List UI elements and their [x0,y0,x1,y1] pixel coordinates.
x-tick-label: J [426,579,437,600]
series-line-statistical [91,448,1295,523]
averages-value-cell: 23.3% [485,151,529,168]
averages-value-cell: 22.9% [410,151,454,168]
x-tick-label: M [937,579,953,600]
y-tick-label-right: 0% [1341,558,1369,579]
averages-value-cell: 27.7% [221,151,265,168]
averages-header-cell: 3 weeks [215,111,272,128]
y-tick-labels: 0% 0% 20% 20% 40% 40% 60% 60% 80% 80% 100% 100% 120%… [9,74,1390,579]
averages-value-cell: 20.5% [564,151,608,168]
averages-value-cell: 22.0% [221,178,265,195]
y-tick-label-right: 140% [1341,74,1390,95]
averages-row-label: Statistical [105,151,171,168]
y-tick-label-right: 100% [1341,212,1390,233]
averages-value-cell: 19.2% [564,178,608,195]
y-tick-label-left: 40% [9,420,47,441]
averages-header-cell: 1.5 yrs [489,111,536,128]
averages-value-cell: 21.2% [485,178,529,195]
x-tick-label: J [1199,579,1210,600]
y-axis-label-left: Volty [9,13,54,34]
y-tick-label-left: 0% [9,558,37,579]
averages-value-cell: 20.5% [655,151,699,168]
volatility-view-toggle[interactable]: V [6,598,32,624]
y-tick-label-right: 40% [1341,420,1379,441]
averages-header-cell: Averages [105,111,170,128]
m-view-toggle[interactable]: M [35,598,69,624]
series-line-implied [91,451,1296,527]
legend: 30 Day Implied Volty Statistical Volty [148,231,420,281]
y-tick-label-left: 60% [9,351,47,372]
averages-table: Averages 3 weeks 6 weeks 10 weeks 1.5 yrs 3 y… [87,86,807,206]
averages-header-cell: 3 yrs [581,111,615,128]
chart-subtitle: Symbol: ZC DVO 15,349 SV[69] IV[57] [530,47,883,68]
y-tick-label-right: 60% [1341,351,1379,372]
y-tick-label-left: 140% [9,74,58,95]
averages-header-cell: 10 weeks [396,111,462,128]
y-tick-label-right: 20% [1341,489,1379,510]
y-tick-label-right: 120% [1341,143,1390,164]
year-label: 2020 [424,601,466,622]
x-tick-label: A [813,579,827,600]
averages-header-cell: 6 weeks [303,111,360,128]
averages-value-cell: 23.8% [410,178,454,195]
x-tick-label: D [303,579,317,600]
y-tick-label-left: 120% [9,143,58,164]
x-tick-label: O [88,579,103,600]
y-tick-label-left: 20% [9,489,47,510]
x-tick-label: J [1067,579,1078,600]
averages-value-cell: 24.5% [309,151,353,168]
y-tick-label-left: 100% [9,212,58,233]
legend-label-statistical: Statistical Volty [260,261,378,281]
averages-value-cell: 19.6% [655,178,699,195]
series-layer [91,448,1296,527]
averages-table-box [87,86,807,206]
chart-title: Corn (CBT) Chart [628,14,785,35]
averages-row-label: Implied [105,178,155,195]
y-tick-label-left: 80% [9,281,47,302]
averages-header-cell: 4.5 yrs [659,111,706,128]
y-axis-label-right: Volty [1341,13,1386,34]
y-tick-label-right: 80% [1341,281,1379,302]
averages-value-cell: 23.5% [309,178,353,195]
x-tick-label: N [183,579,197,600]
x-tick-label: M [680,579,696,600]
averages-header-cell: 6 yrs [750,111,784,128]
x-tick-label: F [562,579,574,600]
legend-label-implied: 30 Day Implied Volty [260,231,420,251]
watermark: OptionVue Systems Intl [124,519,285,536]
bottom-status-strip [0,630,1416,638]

○ ○ ○

Please copy the records above line for line, with no changes.

List UI elements and their [x0,y0,x1,y1] pixel coordinates.
x-tick-label: J [426,579,437,600]
series-line-statistical [91,448,1295,523]
averages-value-cell: 23.3% [485,151,529,168]
averages-value-cell: 22.9% [410,151,454,168]
x-tick-label: M [937,579,953,600]
y-tick-label-right: 0% [1341,558,1369,579]
averages-value-cell: 27.7% [221,151,265,168]
averages-header-cell: 3 weeks [215,111,272,128]
y-tick-labels: 0% 0% 20% 20% 40% 40% 60% 60% 80% 80% 100% 100% 120%… [9,74,1390,579]
averages-value-cell: 20.5% [564,151,608,168]
averages-value-cell: 22.0% [221,178,265,195]
y-tick-label-right: 140% [1341,74,1390,95]
averages-row-label: Statistical [105,151,171,168]
y-tick-label-right: 100% [1341,212,1390,233]
averages-value-cell: 19.2% [564,178,608,195]
y-tick-label-left: 40% [9,420,47,441]
averages-header-cell: 1.5 yrs [489,111,536,128]
averages-value-cell: 21.2% [485,178,529,195]
x-tick-label: J [1199,579,1210,600]
y-axis-label-left: Volty [9,13,54,34]
y-tick-label-left: 0% [9,558,37,579]
averages-value-cell: 20.5% [655,151,699,168]
volatility-view-toggle[interactable]: V [6,598,32,624]
y-tick-label-right: 40% [1341,420,1379,441]
averages-header-cell: Averages [105,111,170,128]
m-view-toggle[interactable]: M [35,598,69,624]
series-line-implied [91,451,1296,527]
legend: 30 Day Implied Volty Statistical Volty [148,231,420,281]
y-tick-label-left: 60% [9,351,47,372]
averages-table: Averages 3 weeks 6 weeks 10 weeks 1.5 yrs 3 y… [87,86,807,206]
averages-header-cell: 3 yrs [581,111,615,128]
chart-subtitle: Symbol: ZC DVO 15,349 SV[69] IV[57] [530,47,883,68]
y-tick-label-right: 60% [1341,351,1379,372]
y-tick-label-left: 140% [9,74,58,95]
averages-header-cell: 10 weeks [396,111,462,128]
y-tick-label-right: 20% [1341,489,1379,510]
y-tick-label-right: 120% [1341,143,1390,164]
year-label: 2020 [424,601,466,622]
x-tick-label: A [813,579,827,600]
averages-header-cell: 6 weeks [303,111,360,128]
averages-value-cell: 23.8% [410,178,454,195]
x-tick-label: D [303,579,317,600]
y-tick-label-left: 120% [9,143,58,164]
x-tick-label: O [88,579,103,600]
y-tick-label-left: 20% [9,489,47,510]
x-tick-label: J [1067,579,1078,600]
averages-value-cell: 24.5% [309,151,353,168]
y-tick-label-left: 100% [9,212,58,233]
legend-label-statistical: Statistical Volty [260,261,378,281]
averages-value-cell: 19.6% [655,178,699,195]
series-layer [91,448,1296,527]
averages-table-box [87,86,807,206]
chart-title: Corn (CBT) Chart [628,14,785,35]
averages-row-label: Implied [105,178,155,195]
y-tick-label-left: 80% [9,281,47,302]
averages-header-cell: 4.5 yrs [659,111,706,128]
y-axis-label-right: Volty [1341,13,1386,34]
y-tick-label-right: 80% [1341,281,1379,302]
averages-value-cell: 23.5% [309,178,353,195]
x-tick-label: N [183,579,197,600]
x-tick-label: M [680,579,696,600]
averages-header-cell: 6 yrs [750,111,784,128]
x-tick-label: F [562,579,574,600]
legend-label-implied: 30 Day Implied Volty [260,231,420,251]
watermark: OptionVue Systems Intl [124,519,285,536]
bottom-status-strip [0,630,1416,638]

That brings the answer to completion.